• _The problem_
Find every line in the records below that holds the word "Probability" and copy it.

* * *

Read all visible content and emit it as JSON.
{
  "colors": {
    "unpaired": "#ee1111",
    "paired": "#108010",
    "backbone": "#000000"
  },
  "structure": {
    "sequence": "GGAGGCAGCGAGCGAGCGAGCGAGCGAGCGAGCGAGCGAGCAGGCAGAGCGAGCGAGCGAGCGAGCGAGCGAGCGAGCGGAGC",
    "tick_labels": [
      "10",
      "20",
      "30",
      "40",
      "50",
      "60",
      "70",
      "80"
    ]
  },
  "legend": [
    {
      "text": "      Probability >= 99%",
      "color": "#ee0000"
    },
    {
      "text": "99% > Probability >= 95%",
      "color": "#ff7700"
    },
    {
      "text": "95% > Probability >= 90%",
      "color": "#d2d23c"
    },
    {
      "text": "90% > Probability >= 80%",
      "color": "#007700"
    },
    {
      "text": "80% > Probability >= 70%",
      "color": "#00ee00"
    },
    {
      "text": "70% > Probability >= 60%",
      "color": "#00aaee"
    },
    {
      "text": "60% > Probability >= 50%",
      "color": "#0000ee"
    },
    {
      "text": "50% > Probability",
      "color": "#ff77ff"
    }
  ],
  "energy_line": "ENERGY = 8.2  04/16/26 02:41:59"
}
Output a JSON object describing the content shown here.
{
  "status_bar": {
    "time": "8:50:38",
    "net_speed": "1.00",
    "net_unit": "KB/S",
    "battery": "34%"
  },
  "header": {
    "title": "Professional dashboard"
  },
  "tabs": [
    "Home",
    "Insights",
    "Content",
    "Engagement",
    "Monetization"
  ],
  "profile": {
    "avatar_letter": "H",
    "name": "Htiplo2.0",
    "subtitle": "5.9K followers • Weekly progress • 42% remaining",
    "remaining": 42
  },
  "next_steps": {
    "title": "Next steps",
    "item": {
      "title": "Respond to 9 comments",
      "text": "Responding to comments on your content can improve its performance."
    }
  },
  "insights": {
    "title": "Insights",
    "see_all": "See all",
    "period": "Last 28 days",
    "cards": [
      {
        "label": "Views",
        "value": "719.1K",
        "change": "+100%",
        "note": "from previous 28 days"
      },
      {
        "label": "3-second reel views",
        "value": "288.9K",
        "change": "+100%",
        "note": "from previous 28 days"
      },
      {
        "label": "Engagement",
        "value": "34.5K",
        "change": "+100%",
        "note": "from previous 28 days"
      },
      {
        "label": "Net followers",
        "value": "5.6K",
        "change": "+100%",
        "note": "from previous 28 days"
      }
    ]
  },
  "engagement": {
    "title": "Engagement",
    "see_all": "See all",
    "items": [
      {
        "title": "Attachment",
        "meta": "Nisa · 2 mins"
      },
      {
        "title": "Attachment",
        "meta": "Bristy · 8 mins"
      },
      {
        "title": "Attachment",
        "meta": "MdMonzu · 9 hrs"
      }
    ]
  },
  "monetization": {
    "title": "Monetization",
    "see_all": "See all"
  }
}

* * *

• _Result of this task_
      "text": "      Probability >= 99%",
      "text": "99% > Probability >= 95%",
      "text": "95% > Probability >= 90%",
      "text": "90% > Probability >= 80%",
      "text": "80% > Probability >= 70%",
      "text": "70% > Probability >= 60%",
      "text": "60% > Probability >= 50%",
      "text": "50% > Probability",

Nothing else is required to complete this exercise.